### Exercise details
Locate each line below that includes "this" and reproduce it.

----------

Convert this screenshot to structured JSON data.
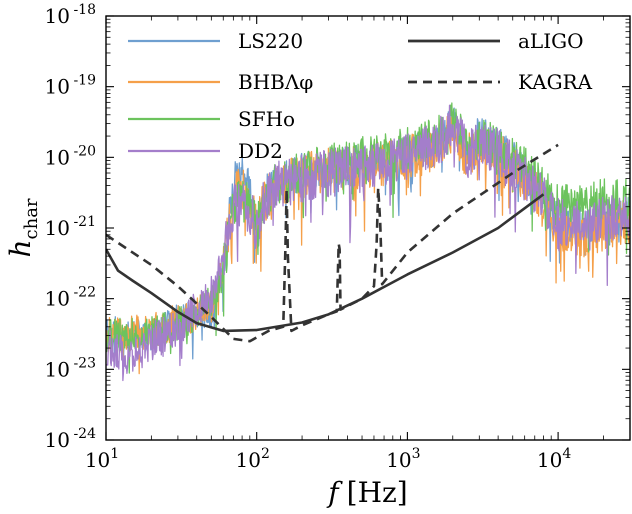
{
  "chart_data": {
    "type": "line",
    "xscale": "log",
    "yscale": "log",
    "xlim": [
      10,
      30000
    ],
    "ylim": [
      1e-24,
      1e-18
    ],
    "xlabel_main": "f",
    "xlabel_unit": "[Hz]",
    "ylabel_main": "h",
    "ylabel_sub": "char",
    "x_tick_labels": [
      {
        "value": 10,
        "base": "10",
        "exp": "1"
      },
      {
        "value": 100,
        "base": "10",
        "exp": "2"
      },
      {
        "value": 1000,
        "base": "10",
        "exp": "3"
      },
      {
        "value": 10000,
        "base": "10",
        "exp": "4"
      }
    ],
    "y_tick_labels": [
      {
        "value": 1e-24,
        "base": "10",
        "exp": "-24"
      },
      {
        "value": 1e-23,
        "base": "10",
        "exp": "-23"
      },
      {
        "value": 1e-22,
        "base": "10",
        "exp": "-22"
      },
      {
        "value": 1e-21,
        "base": "10",
        "exp": "-21"
      },
      {
        "value": 1e-20,
        "base": "10",
        "exp": "-20"
      },
      {
        "value": 1e-19,
        "base": "10",
        "exp": "-19"
      },
      {
        "value": 1e-18,
        "base": "10",
        "exp": "-18"
      }
    ],
    "legend_placement": "top",
    "series": [
      {
        "name": "LS220",
        "color": "#6f9fd0",
        "style": "solid",
        "noise_seed": 11,
        "noise_amp": 0.28,
        "points": [
          [
            10,
            3.5e-23
          ],
          [
            20,
            3e-23
          ],
          [
            30,
            5e-23
          ],
          [
            40,
            6e-23
          ],
          [
            50,
            7e-23
          ],
          [
            55,
            1.2e-22
          ],
          [
            60,
            2.5e-22
          ],
          [
            65,
            1.2e-21
          ],
          [
            70,
            4.5e-21
          ],
          [
            80,
            5.6e-21
          ],
          [
            90,
            3.5e-21
          ],
          [
            100,
            1e-21
          ],
          [
            110,
            2.5e-21
          ],
          [
            130,
            4.5e-21
          ],
          [
            160,
            5e-21
          ],
          [
            200,
            6e-21
          ],
          [
            300,
            7e-21
          ],
          [
            500,
            8e-21
          ],
          [
            800,
            9e-21
          ],
          [
            1200,
            1.2e-20
          ],
          [
            1600,
            1.5e-20
          ],
          [
            2000,
            3e-20
          ],
          [
            2500,
            1.2e-20
          ],
          [
            3000,
            2e-20
          ],
          [
            4000,
            1.5e-20
          ],
          [
            6000,
            6e-21
          ],
          [
            8000,
            3.2e-21
          ],
          [
            10000,
            1.3e-21
          ],
          [
            15000,
            1e-21
          ],
          [
            20000,
            1.2e-21
          ],
          [
            30000,
            1.5e-21
          ]
        ]
      },
      {
        "name": "BHBΛφ",
        "color": "#f5a04a",
        "style": "solid",
        "noise_seed": 23,
        "noise_amp": 0.32,
        "points": [
          [
            10,
            3e-23
          ],
          [
            20,
            3.5e-23
          ],
          [
            30,
            5e-23
          ],
          [
            40,
            6e-23
          ],
          [
            50,
            8e-23
          ],
          [
            55,
            1.5e-22
          ],
          [
            60,
            2.5e-22
          ],
          [
            65,
            1e-21
          ],
          [
            70,
            3e-21
          ],
          [
            80,
            3.5e-21
          ],
          [
            90,
            2.5e-21
          ],
          [
            100,
            1e-21
          ],
          [
            110,
            2.2e-21
          ],
          [
            130,
            4e-21
          ],
          [
            160,
            4.5e-21
          ],
          [
            200,
            5.5e-21
          ],
          [
            300,
            6.5e-21
          ],
          [
            500,
            7.5e-21
          ],
          [
            800,
            8.5e-21
          ],
          [
            1200,
            1.1e-20
          ],
          [
            1600,
            1.4e-20
          ],
          [
            2000,
            2.5e-20
          ],
          [
            2500,
            1e-20
          ],
          [
            3000,
            1.8e-20
          ],
          [
            4000,
            1.2e-20
          ],
          [
            6000,
            5e-21
          ],
          [
            8000,
            2.5e-21
          ],
          [
            10000,
            1e-21
          ],
          [
            15000,
            8e-22
          ],
          [
            20000,
            1e-21
          ],
          [
            30000,
            1.3e-21
          ]
        ]
      },
      {
        "name": "SFHo",
        "color": "#6cc35d",
        "style": "solid",
        "noise_seed": 37,
        "noise_amp": 0.3,
        "points": [
          [
            10,
            3e-23
          ],
          [
            20,
            3.2e-23
          ],
          [
            30,
            4.5e-23
          ],
          [
            40,
            6e-23
          ],
          [
            50,
            9e-23
          ],
          [
            55,
            1.4e-22
          ],
          [
            60,
            2.5e-22
          ],
          [
            65,
            8e-22
          ],
          [
            70,
            2.2e-21
          ],
          [
            80,
            2.5e-21
          ],
          [
            90,
            2.2e-21
          ],
          [
            100,
            1.1e-21
          ],
          [
            110,
            2.3e-21
          ],
          [
            130,
            4e-21
          ],
          [
            160,
            5e-21
          ],
          [
            200,
            6e-21
          ],
          [
            300,
            8e-21
          ],
          [
            500,
            1e-20
          ],
          [
            800,
            1.2e-20
          ],
          [
            1200,
            1.5e-20
          ],
          [
            1600,
            2e-20
          ],
          [
            2000,
            3.5e-20
          ],
          [
            2500,
            1.3e-20
          ],
          [
            3000,
            2e-20
          ],
          [
            4000,
            1.5e-20
          ],
          [
            6000,
            7e-21
          ],
          [
            8000,
            3.5e-21
          ],
          [
            10000,
            2e-21
          ],
          [
            15000,
            2.2e-21
          ],
          [
            20000,
            2.5e-21
          ],
          [
            30000,
            2.6e-21
          ]
        ]
      },
      {
        "name": "DD2",
        "color": "#a47ecb",
        "style": "solid",
        "noise_seed": 53,
        "noise_amp": 0.34,
        "points": [
          [
            10,
            2e-23
          ],
          [
            15,
            1.5e-23
          ],
          [
            20,
            2.5e-23
          ],
          [
            30,
            4e-23
          ],
          [
            40,
            7e-23
          ],
          [
            50,
            1.1e-22
          ],
          [
            55,
            2e-22
          ],
          [
            60,
            4e-22
          ],
          [
            65,
            1e-21
          ],
          [
            70,
            2e-21
          ],
          [
            80,
            2.2e-21
          ],
          [
            90,
            1.8e-21
          ],
          [
            100,
            1e-21
          ],
          [
            110,
            2.2e-21
          ],
          [
            130,
            4e-21
          ],
          [
            160,
            4.5e-21
          ],
          [
            200,
            5e-21
          ],
          [
            300,
            6e-21
          ],
          [
            500,
            7e-21
          ],
          [
            800,
            8.5e-21
          ],
          [
            1200,
            1.1e-20
          ],
          [
            1600,
            1.6e-20
          ],
          [
            2000,
            3e-20
          ],
          [
            2500,
            1.1e-20
          ],
          [
            3000,
            1.6e-20
          ],
          [
            4000,
            1.2e-20
          ],
          [
            6000,
            5e-21
          ],
          [
            8000,
            2.5e-21
          ],
          [
            10000,
            1.2e-21
          ],
          [
            15000,
            1.2e-21
          ],
          [
            20000,
            1.4e-21
          ],
          [
            30000,
            1.5e-21
          ]
        ]
      },
      {
        "name": "aLIGO",
        "color": "#333333",
        "style": "solid",
        "points": [
          [
            10,
            5e-22
          ],
          [
            12,
            2.5e-22
          ],
          [
            15,
            1.8e-22
          ],
          [
            20,
            1.2e-22
          ],
          [
            30,
            6.5e-23
          ],
          [
            40,
            4.5e-23
          ],
          [
            60,
            3.5e-23
          ],
          [
            100,
            3.6e-23
          ],
          [
            200,
            4.6e-23
          ],
          [
            300,
            6e-23
          ],
          [
            500,
            1e-22
          ],
          [
            1000,
            2.2e-22
          ],
          [
            2000,
            4.5e-22
          ],
          [
            4000,
            1e-21
          ],
          [
            8000,
            3e-21
          ]
        ]
      },
      {
        "name": "KAGRA",
        "color": "#333333",
        "style": "dashed",
        "points": [
          [
            10,
            8e-22
          ],
          [
            20,
            3e-22
          ],
          [
            30,
            1.5e-22
          ],
          [
            50,
            5.5e-23
          ],
          [
            70,
            2.7e-23
          ],
          [
            90,
            2.5e-23
          ],
          [
            120,
            3.5e-23
          ],
          [
            150,
            4e-23
          ],
          [
            155,
            5e-22
          ],
          [
            158,
            3.5e-21
          ],
          [
            161,
            4e-22
          ],
          [
            170,
            3.5e-23
          ],
          [
            200,
            4.2e-23
          ],
          [
            300,
            6e-23
          ],
          [
            340,
            6.6e-23
          ],
          [
            350,
            6e-22
          ],
          [
            355,
            5e-22
          ],
          [
            360,
            7e-23
          ],
          [
            500,
            1e-22
          ],
          [
            600,
            1.5e-22
          ],
          [
            625,
            6e-22
          ],
          [
            640,
            3.7e-21
          ],
          [
            660,
            1.2e-21
          ],
          [
            680,
            1.6e-22
          ],
          [
            1000,
            4.5e-22
          ],
          [
            2000,
            1.6e-21
          ],
          [
            5000,
            6e-21
          ],
          [
            10000,
            1.5e-20
          ]
        ]
      }
    ]
  }
}
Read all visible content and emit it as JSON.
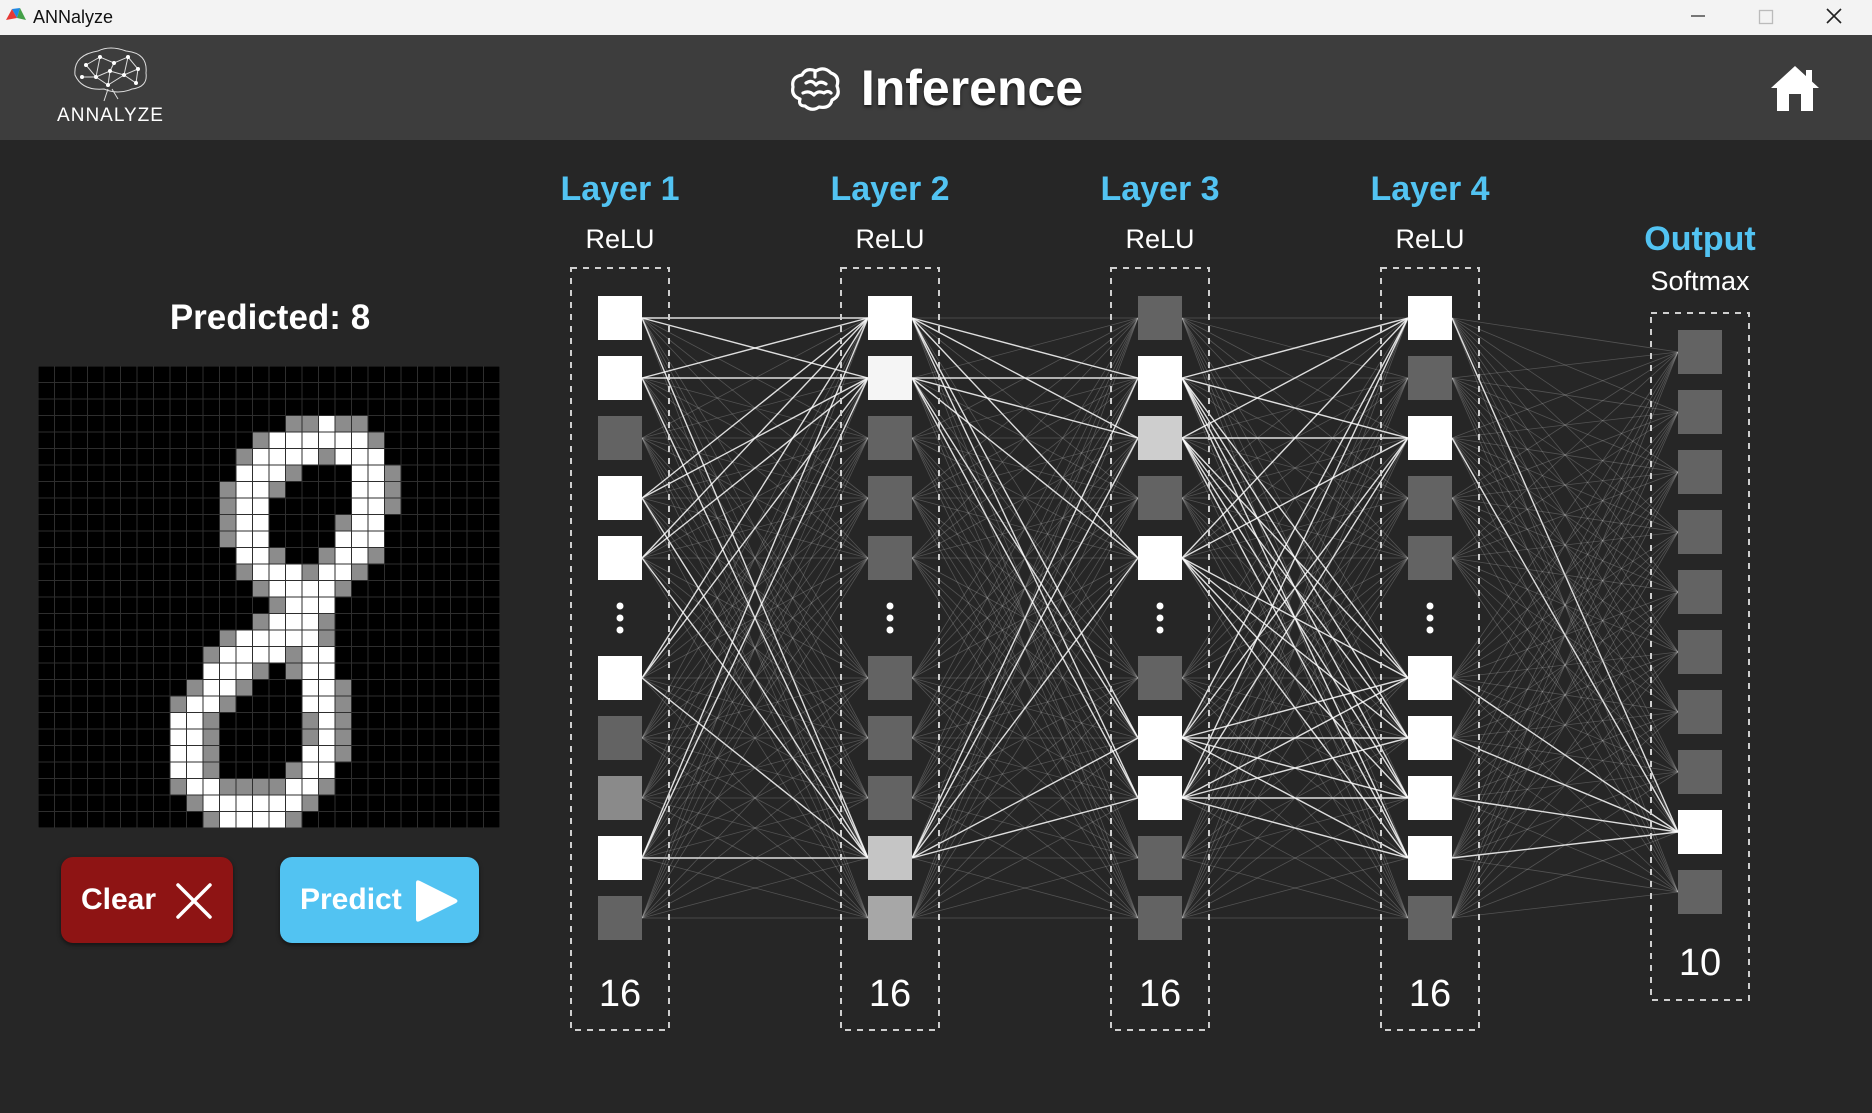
{
  "window": {
    "title": "ANNalyze",
    "controls": [
      "minimize",
      "maximize",
      "close"
    ]
  },
  "header": {
    "logo_text": "ANNALYZE",
    "title": "Inference",
    "title_icon": "brain-icon",
    "home_icon": "home-icon"
  },
  "prediction": {
    "label": "Predicted: 8"
  },
  "canvas": {
    "grid_size": 28,
    "drawn_digit": "8"
  },
  "buttons": {
    "clear_label": "Clear",
    "predict_label": "Predict"
  },
  "network": {
    "layers": [
      {
        "title": "Layer 1",
        "activation": "ReLU",
        "size": "16",
        "neurons": [
          1,
          1,
          0.2,
          1,
          1,
          null,
          1,
          0.2,
          0.4,
          1,
          0.2
        ]
      },
      {
        "title": "Layer 2",
        "activation": "ReLU",
        "size": "16",
        "neurons": [
          1,
          0.95,
          0.2,
          0.2,
          0.2,
          null,
          0.2,
          0.2,
          0.2,
          0.7,
          0.55
        ]
      },
      {
        "title": "Layer 3",
        "activation": "ReLU",
        "size": "16",
        "neurons": [
          0.2,
          1,
          0.75,
          0.2,
          1,
          null,
          0.2,
          1,
          1,
          0.2,
          0.2
        ]
      },
      {
        "title": "Layer 4",
        "activation": "ReLU",
        "size": "16",
        "neurons": [
          1,
          0.2,
          1,
          0.2,
          0.2,
          null,
          1,
          1,
          1,
          1,
          0.2
        ]
      },
      {
        "title": "Output",
        "activation": "Softmax",
        "size": "10",
        "neurons": [
          0.2,
          0.2,
          0.2,
          0.2,
          0.2,
          0.2,
          0.2,
          0.2,
          1,
          0.2
        ]
      }
    ]
  },
  "colors": {
    "accent_blue": "#52c3f2",
    "clear_red": "#8e1414",
    "background": "#262626",
    "header": "#3d3d3d",
    "layer_title": "#52c3f2"
  }
}
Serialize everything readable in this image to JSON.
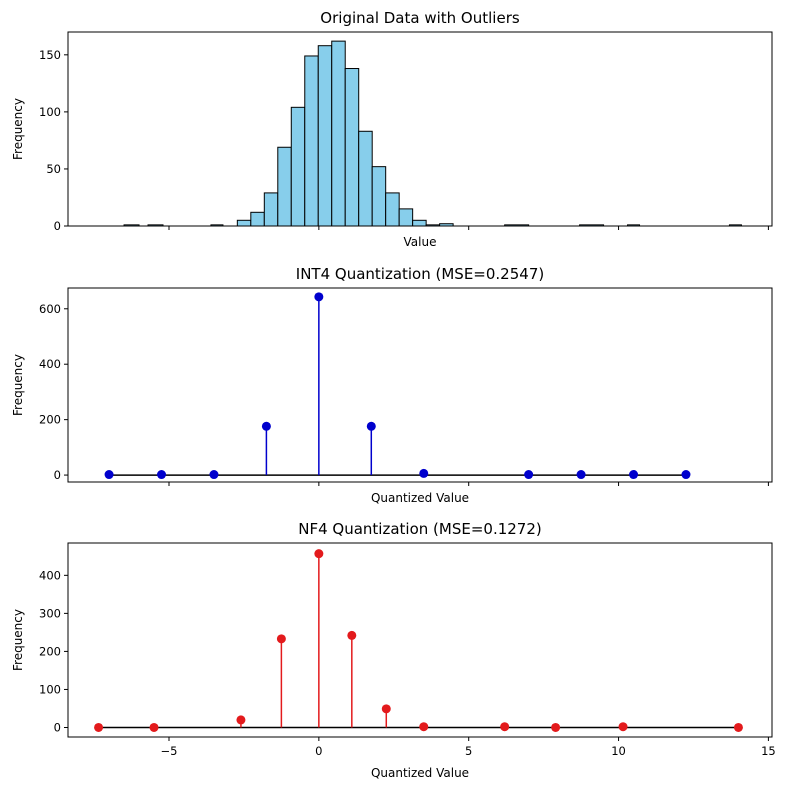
{
  "chart_data": [
    {
      "type": "bar",
      "subtype": "histogram",
      "title": "Original Data with Outliers",
      "xlabel": "Value",
      "ylabel": "Frequency",
      "color": "#87ceeb",
      "edgecolor": "#000000",
      "xlim": [
        -8.37,
        15.12
      ],
      "ylim": [
        0,
        170
      ],
      "yticks": [
        0,
        50,
        100,
        150
      ],
      "xticks": [
        -5,
        0,
        5,
        10,
        15
      ],
      "show_x_tick_labels": false,
      "bins": [
        {
          "x0": -6.5,
          "x1": -6.0,
          "value": 1
        },
        {
          "x0": -5.7,
          "x1": -5.2,
          "value": 1
        },
        {
          "x0": -3.6,
          "x1": -3.2,
          "value": 1
        },
        {
          "x0": -2.72,
          "x1": -2.27,
          "value": 5
        },
        {
          "x0": -2.27,
          "x1": -1.82,
          "value": 12
        },
        {
          "x0": -1.82,
          "x1": -1.37,
          "value": 29
        },
        {
          "x0": -1.37,
          "x1": -0.92,
          "value": 69
        },
        {
          "x0": -0.92,
          "x1": -0.47,
          "value": 104
        },
        {
          "x0": -0.47,
          "x1": -0.02,
          "value": 149
        },
        {
          "x0": -0.02,
          "x1": 0.43,
          "value": 158
        },
        {
          "x0": 0.43,
          "x1": 0.88,
          "value": 162
        },
        {
          "x0": 0.88,
          "x1": 1.33,
          "value": 138
        },
        {
          "x0": 1.33,
          "x1": 1.78,
          "value": 83
        },
        {
          "x0": 1.78,
          "x1": 2.23,
          "value": 52
        },
        {
          "x0": 2.23,
          "x1": 2.68,
          "value": 29
        },
        {
          "x0": 2.68,
          "x1": 3.13,
          "value": 15
        },
        {
          "x0": 3.13,
          "x1": 3.58,
          "value": 5
        },
        {
          "x0": 3.58,
          "x1": 4.03,
          "value": 1
        },
        {
          "x0": 4.03,
          "x1": 4.48,
          "value": 2
        },
        {
          "x0": 6.2,
          "x1": 7.0,
          "value": 1
        },
        {
          "x0": 8.7,
          "x1": 9.5,
          "value": 1
        },
        {
          "x0": 10.3,
          "x1": 10.7,
          "value": 1
        },
        {
          "x0": 13.7,
          "x1": 14.1,
          "value": 1
        }
      ]
    },
    {
      "type": "stem",
      "title": "INT4 Quantization (MSE=0.2547)",
      "xlabel": "Quantized Value",
      "ylabel": "Frequency",
      "color": "#0000cd",
      "xlim": [
        -8.37,
        15.12
      ],
      "ylim": [
        -25,
        675
      ],
      "yticks": [
        0,
        200,
        400,
        600
      ],
      "xticks": [
        -5,
        0,
        5,
        10,
        15
      ],
      "show_x_tick_labels": false,
      "x": [
        -7.0,
        -5.25,
        -3.5,
        -1.75,
        0.0,
        1.75,
        3.5,
        7.0,
        8.75,
        10.5,
        12.25
      ],
      "y": [
        2,
        2,
        2,
        176,
        643,
        176,
        6,
        2,
        2,
        2,
        2
      ]
    },
    {
      "type": "stem",
      "title": "NF4 Quantization (MSE=0.1272)",
      "xlabel": "Quantized Value",
      "ylabel": "Frequency",
      "color": "#e31a1c",
      "xlim": [
        -8.37,
        15.12
      ],
      "ylim": [
        -25,
        485
      ],
      "yticks": [
        0,
        100,
        200,
        300,
        400
      ],
      "xticks": [
        -5,
        0,
        5,
        10,
        15
      ],
      "show_x_tick_labels": true,
      "x": [
        -7.35,
        -5.5,
        -2.6,
        -1.25,
        0.0,
        1.1,
        2.25,
        3.5,
        6.2,
        7.9,
        10.15,
        14.0
      ],
      "y": [
        0,
        0,
        20,
        233,
        457,
        242,
        49,
        2,
        2,
        0,
        2,
        0
      ]
    }
  ]
}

----------

### Correct result
Convert this screenshot to structured JSON data.
Serialize everything readable in this image to JSON.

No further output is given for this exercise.